(Problem description): State the count of lines below in which the word "millimeter" appears, and add nothing.

(Entries provided):
:::

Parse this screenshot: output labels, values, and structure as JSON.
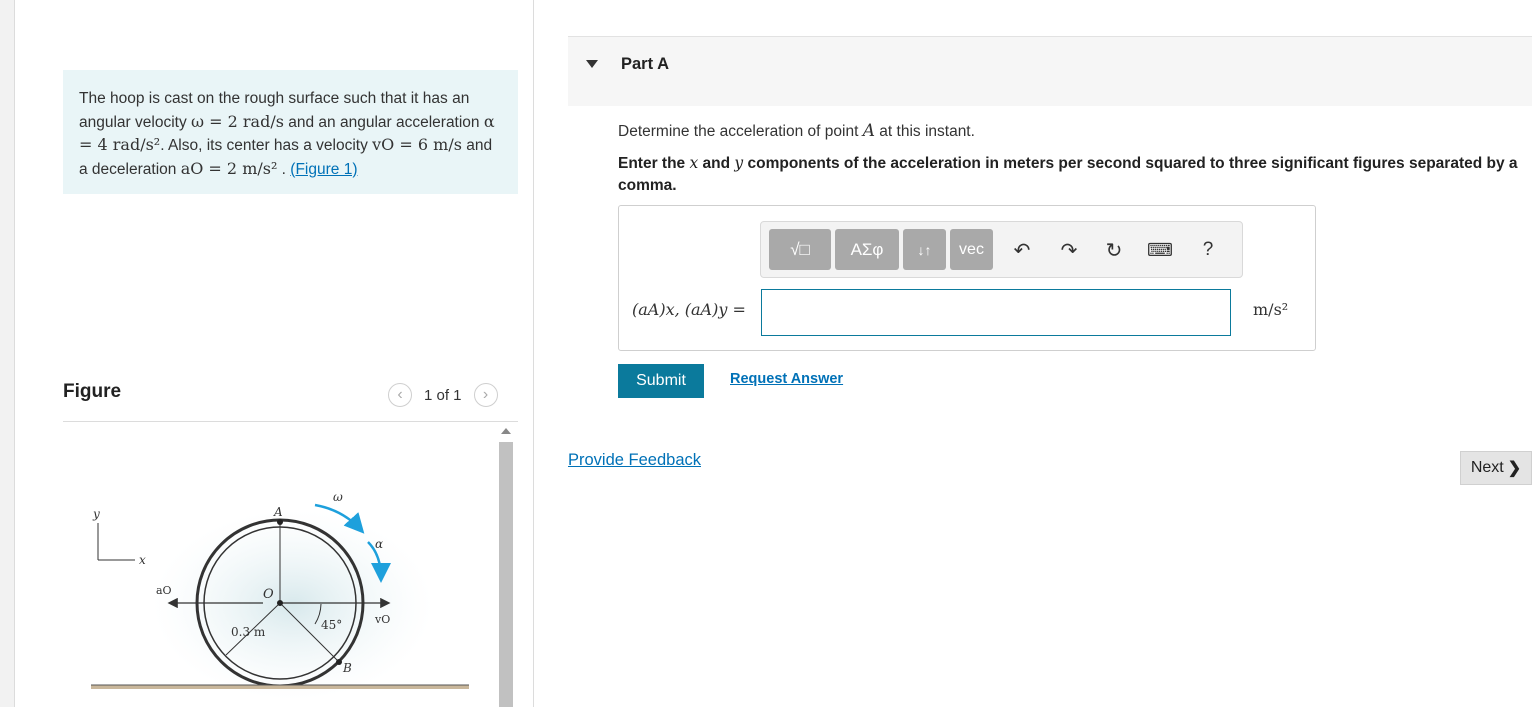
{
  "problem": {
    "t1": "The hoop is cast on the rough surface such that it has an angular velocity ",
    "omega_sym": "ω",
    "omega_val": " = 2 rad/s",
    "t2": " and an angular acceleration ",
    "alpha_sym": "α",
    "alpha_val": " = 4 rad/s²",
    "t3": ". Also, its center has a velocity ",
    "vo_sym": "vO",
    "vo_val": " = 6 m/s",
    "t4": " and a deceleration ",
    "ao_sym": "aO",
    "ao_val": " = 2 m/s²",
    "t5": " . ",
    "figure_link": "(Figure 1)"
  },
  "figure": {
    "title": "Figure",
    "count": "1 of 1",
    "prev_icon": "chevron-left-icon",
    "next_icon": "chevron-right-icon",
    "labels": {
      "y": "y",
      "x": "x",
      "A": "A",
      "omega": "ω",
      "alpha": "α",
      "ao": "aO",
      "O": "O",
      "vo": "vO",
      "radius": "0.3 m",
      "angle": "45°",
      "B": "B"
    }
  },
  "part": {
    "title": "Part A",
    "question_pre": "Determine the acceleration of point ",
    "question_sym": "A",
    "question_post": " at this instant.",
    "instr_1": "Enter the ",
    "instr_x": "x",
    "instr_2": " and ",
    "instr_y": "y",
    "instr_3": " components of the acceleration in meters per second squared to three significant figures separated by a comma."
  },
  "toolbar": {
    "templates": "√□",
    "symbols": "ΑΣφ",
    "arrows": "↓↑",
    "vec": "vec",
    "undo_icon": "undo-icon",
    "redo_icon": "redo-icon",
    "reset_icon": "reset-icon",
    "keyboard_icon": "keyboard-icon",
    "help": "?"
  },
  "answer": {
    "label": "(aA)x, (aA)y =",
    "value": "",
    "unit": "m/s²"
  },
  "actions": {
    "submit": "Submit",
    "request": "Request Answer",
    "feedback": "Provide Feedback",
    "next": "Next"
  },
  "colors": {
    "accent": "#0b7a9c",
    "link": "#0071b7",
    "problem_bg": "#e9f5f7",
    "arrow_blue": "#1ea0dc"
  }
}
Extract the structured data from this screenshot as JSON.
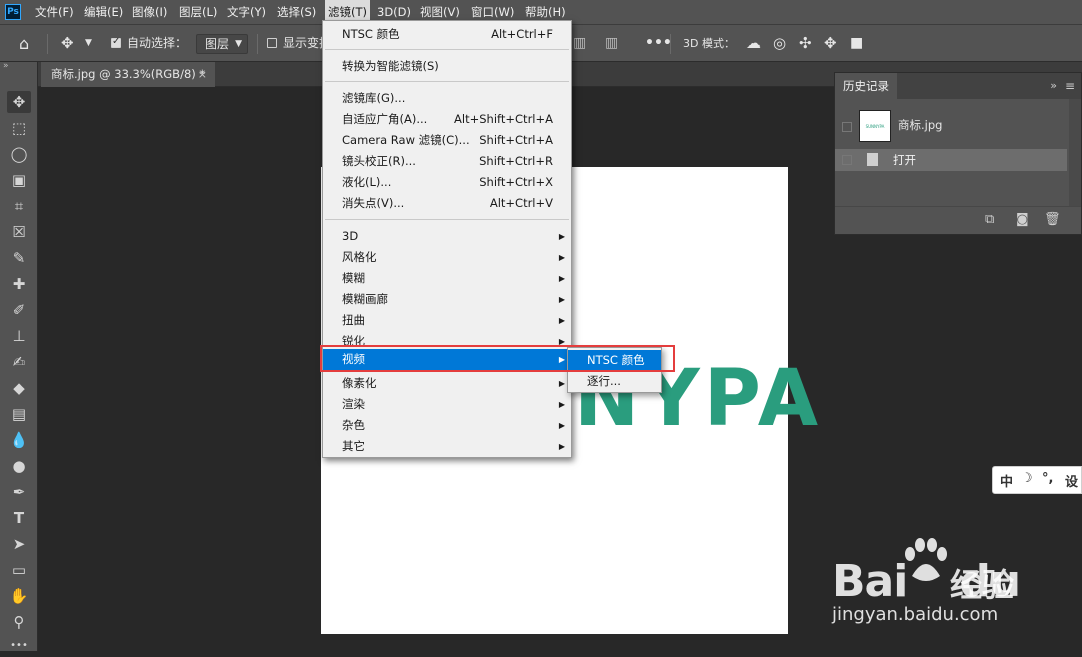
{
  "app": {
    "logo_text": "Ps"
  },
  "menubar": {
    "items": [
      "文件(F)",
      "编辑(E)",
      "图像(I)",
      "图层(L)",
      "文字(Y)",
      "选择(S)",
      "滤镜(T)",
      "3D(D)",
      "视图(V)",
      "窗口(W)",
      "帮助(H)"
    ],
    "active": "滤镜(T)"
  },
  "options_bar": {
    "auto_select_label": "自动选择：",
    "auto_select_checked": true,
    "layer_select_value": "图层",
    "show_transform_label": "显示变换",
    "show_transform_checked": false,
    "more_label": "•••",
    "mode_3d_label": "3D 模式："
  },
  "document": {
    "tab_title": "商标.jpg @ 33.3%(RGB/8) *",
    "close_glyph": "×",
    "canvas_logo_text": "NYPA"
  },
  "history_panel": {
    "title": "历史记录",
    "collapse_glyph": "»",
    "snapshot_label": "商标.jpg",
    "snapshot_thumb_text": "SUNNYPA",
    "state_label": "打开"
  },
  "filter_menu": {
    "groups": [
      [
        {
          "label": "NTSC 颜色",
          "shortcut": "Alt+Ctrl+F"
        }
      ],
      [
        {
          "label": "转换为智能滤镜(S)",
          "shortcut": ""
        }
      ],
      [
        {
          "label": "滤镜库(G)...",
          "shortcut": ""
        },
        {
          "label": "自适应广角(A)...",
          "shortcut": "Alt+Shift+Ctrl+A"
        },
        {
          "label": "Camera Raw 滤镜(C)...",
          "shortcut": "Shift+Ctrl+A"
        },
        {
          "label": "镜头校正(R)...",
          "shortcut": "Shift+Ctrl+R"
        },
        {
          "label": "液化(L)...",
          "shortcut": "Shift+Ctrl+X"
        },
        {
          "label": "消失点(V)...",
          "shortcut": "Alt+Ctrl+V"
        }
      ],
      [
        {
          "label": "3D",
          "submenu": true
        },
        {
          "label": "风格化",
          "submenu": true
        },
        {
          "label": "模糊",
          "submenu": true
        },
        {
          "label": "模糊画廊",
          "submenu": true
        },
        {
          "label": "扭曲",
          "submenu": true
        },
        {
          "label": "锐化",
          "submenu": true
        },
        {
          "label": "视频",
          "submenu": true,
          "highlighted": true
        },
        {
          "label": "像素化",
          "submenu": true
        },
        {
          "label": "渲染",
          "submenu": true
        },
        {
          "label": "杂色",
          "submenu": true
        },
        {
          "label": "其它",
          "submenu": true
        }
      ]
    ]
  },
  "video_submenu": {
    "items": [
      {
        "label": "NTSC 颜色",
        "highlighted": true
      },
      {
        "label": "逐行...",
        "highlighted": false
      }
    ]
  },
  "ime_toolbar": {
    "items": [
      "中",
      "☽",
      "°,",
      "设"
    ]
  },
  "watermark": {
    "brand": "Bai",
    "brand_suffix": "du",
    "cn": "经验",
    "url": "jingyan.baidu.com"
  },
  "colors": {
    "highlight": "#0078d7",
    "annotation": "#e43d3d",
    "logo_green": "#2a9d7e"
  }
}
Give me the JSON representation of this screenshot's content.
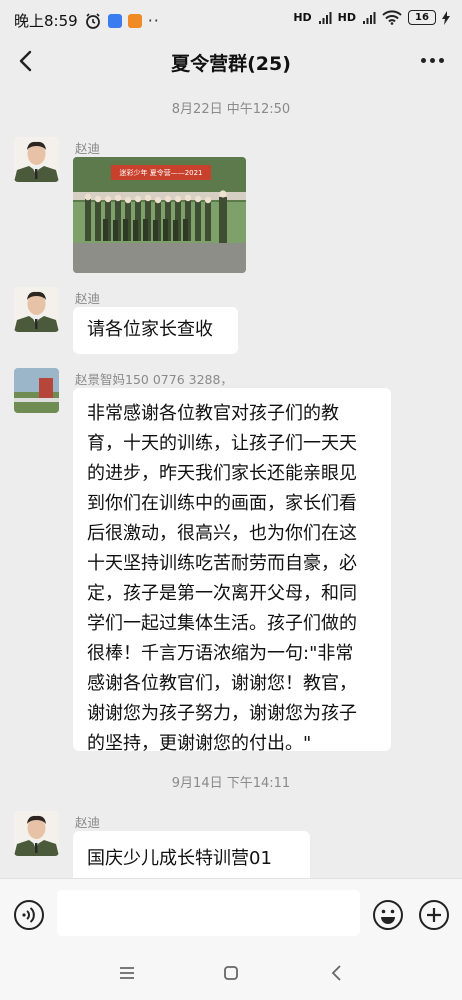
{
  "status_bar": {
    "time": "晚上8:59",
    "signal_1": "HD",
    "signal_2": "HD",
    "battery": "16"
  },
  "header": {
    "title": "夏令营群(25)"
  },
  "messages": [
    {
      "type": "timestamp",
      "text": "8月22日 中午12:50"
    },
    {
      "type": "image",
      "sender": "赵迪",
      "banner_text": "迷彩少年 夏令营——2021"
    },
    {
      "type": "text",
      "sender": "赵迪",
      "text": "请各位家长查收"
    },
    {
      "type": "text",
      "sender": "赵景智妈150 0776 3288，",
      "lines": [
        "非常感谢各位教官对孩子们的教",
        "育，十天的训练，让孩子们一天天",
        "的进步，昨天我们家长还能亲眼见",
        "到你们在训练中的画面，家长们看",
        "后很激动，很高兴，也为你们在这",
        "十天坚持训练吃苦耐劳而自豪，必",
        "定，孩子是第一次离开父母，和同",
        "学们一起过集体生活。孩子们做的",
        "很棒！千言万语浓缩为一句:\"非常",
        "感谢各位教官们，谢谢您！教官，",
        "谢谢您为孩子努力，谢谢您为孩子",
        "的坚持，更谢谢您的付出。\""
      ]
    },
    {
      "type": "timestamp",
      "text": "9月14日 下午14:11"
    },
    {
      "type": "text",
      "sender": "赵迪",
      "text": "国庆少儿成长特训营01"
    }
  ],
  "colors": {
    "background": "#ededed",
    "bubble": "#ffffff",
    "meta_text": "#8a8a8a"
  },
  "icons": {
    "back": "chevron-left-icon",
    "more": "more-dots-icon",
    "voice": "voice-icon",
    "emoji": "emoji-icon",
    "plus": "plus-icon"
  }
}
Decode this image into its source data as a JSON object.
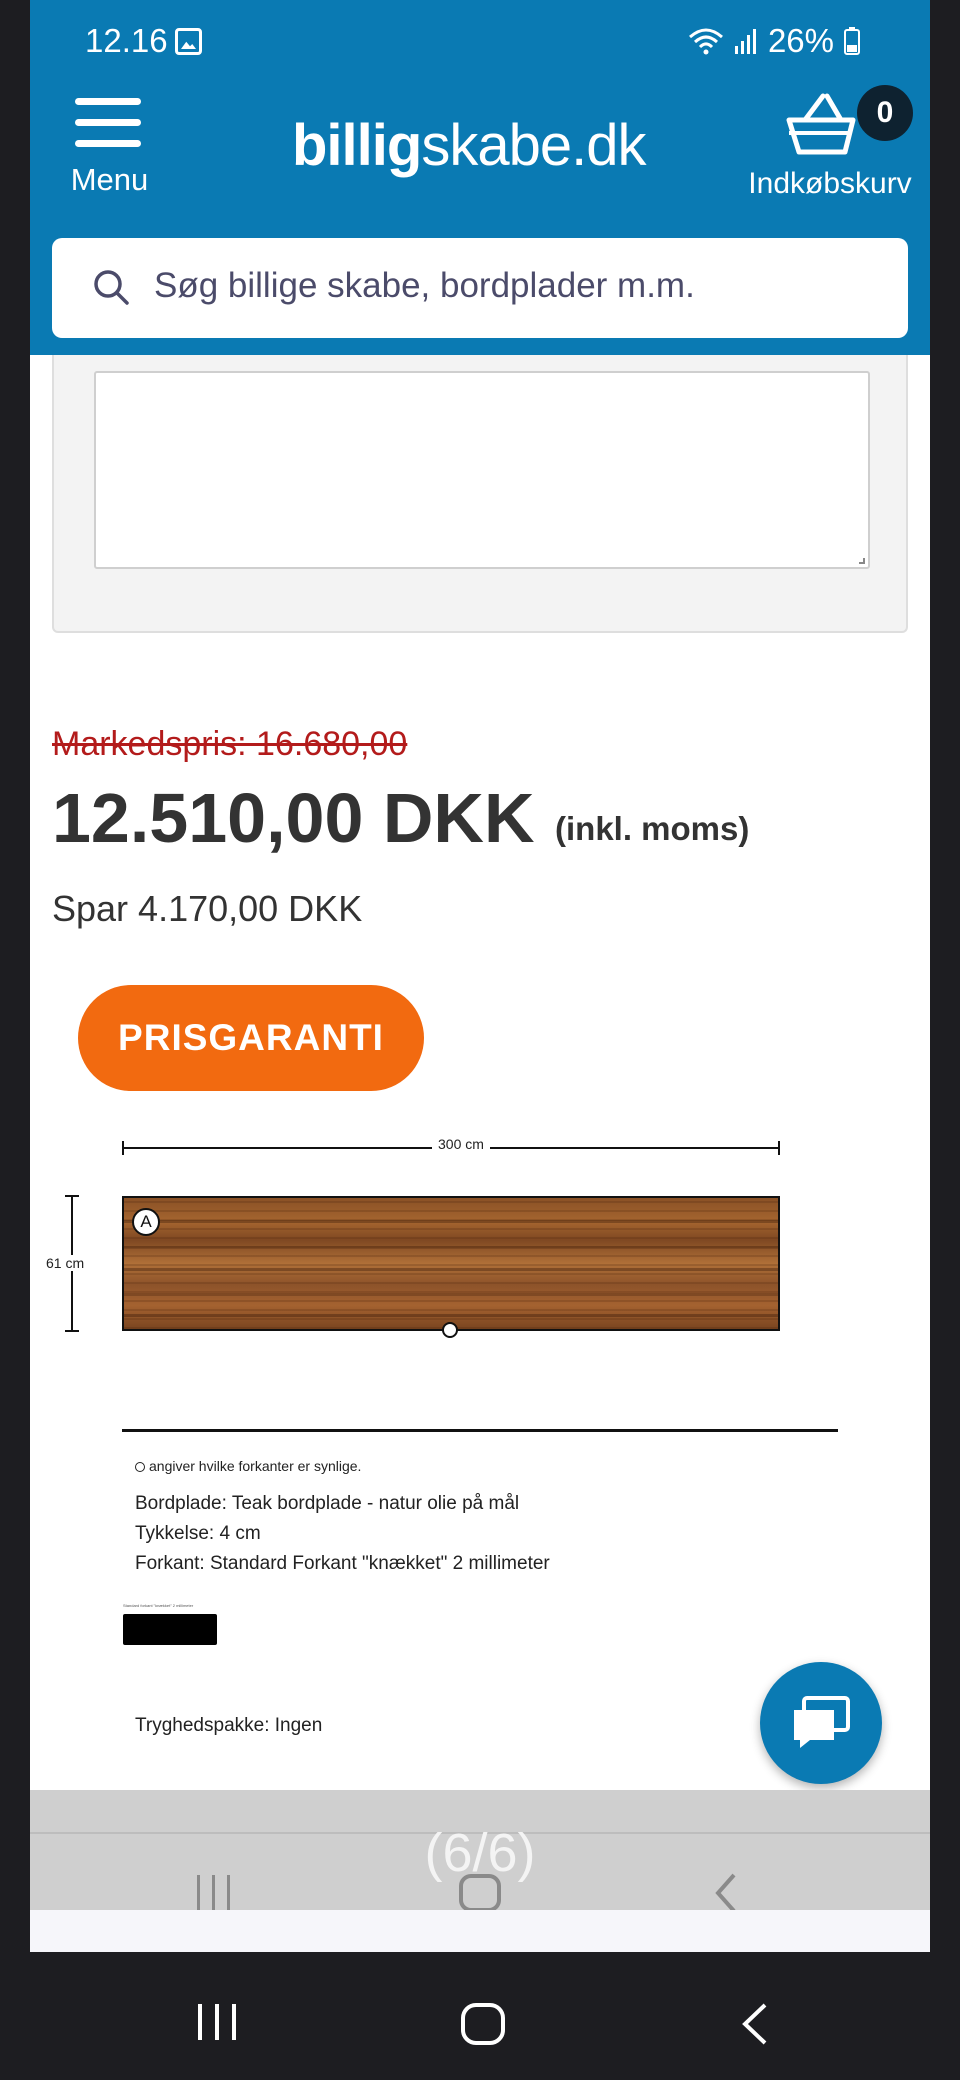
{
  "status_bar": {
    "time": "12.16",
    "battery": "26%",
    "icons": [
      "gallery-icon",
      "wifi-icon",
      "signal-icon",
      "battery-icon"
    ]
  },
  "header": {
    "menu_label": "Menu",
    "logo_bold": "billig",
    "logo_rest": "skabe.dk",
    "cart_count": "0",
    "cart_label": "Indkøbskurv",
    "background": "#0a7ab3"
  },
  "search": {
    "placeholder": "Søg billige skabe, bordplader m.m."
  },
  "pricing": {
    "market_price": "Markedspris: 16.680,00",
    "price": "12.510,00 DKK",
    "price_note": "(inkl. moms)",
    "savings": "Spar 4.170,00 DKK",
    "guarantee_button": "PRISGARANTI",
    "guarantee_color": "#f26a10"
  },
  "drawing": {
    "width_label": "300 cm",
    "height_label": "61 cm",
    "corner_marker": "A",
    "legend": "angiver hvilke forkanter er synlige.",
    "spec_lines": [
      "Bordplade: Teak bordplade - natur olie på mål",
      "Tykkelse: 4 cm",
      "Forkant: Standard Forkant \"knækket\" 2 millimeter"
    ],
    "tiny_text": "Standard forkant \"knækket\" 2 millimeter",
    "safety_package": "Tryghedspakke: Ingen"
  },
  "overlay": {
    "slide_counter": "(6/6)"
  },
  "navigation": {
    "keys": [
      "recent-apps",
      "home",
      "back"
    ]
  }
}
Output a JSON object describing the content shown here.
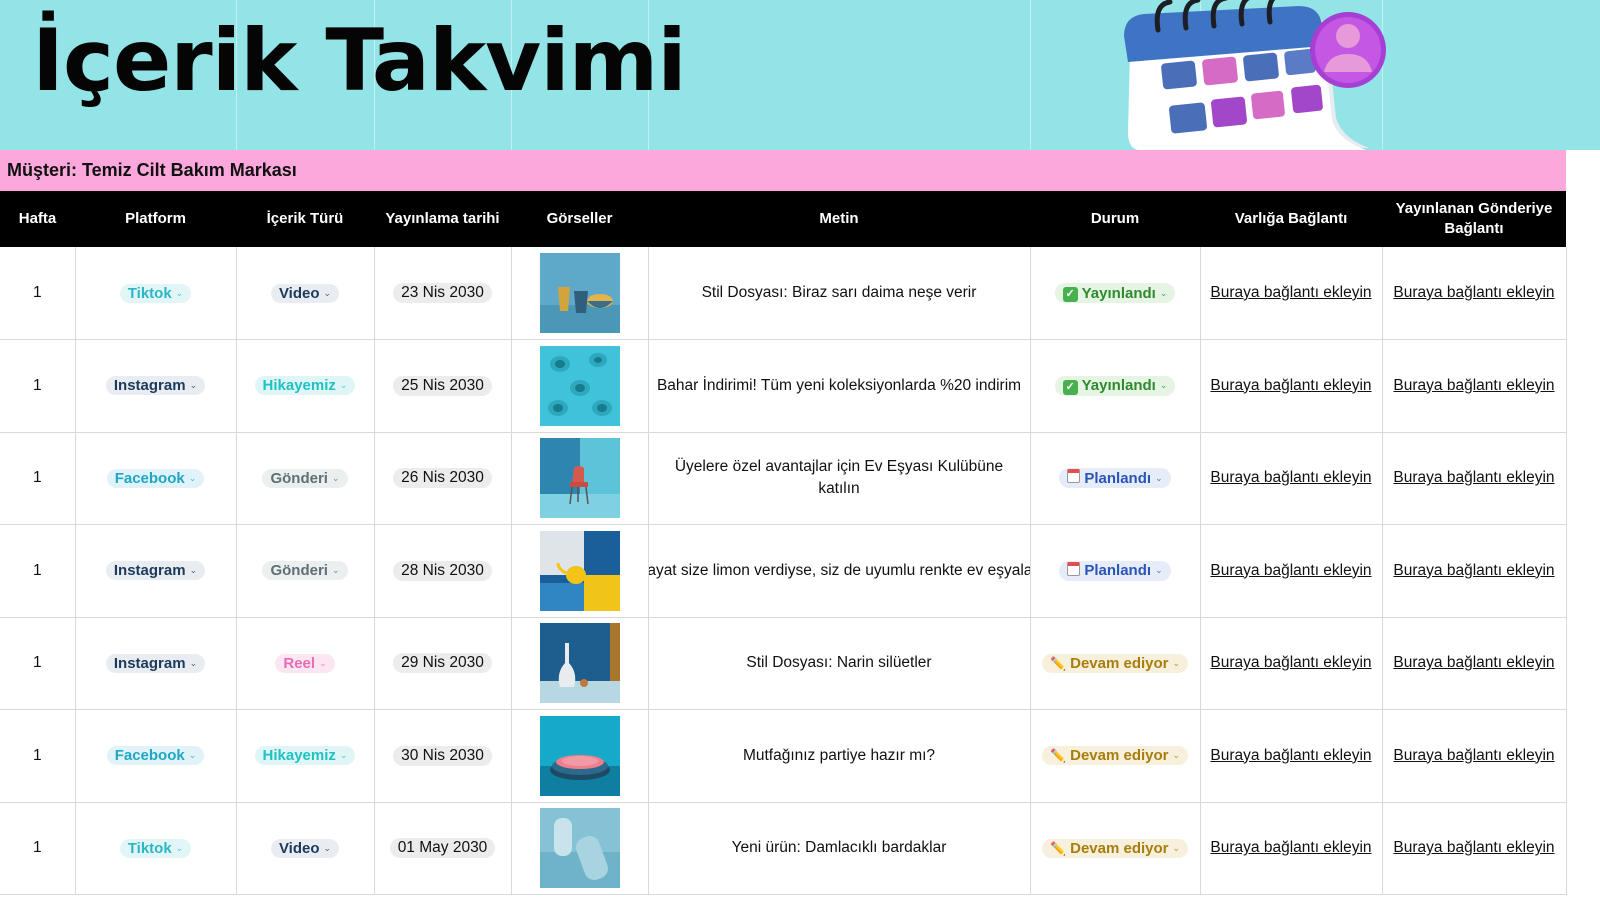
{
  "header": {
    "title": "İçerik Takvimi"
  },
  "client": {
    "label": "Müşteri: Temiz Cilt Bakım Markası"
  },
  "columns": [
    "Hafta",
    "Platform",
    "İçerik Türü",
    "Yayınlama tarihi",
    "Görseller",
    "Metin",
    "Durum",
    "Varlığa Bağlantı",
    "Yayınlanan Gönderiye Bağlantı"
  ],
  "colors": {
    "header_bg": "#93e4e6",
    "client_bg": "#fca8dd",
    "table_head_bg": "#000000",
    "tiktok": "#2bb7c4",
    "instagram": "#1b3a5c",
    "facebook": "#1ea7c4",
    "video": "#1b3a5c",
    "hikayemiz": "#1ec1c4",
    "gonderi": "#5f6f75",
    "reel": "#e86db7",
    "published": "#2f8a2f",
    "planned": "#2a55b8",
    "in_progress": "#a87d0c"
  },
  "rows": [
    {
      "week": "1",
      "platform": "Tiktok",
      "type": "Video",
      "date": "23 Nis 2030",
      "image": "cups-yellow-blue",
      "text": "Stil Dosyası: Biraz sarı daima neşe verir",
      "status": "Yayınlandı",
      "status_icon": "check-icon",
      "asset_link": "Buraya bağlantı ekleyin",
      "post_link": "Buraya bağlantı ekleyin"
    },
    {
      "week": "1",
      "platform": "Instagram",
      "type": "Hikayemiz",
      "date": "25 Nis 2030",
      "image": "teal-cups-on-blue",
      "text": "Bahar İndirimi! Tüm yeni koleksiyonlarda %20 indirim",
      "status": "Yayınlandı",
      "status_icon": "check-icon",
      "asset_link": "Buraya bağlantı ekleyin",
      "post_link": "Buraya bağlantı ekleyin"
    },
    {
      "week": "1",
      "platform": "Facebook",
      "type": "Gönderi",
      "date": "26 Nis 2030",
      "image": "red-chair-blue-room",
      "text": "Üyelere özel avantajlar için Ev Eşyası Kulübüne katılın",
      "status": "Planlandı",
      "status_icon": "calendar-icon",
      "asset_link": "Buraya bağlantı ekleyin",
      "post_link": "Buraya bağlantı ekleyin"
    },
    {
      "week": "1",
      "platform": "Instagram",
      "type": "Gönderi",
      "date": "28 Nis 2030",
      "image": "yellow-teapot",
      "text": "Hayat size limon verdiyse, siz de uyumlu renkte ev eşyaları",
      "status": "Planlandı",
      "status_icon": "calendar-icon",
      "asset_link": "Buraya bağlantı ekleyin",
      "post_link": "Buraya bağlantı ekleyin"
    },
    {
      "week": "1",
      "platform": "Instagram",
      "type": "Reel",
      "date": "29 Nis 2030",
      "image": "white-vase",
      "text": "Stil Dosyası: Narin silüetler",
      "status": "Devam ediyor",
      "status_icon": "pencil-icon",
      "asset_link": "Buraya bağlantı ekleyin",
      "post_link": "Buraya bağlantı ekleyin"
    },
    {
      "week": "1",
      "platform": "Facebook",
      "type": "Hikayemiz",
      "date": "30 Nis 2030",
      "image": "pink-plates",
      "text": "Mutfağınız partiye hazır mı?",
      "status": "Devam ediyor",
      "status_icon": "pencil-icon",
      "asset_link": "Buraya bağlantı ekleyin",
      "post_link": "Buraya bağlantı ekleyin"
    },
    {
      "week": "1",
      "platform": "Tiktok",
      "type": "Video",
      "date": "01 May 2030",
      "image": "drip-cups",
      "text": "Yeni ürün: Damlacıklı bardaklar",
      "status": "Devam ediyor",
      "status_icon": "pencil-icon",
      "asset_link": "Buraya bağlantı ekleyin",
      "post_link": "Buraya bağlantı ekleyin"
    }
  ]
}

:::

(Correct response): 2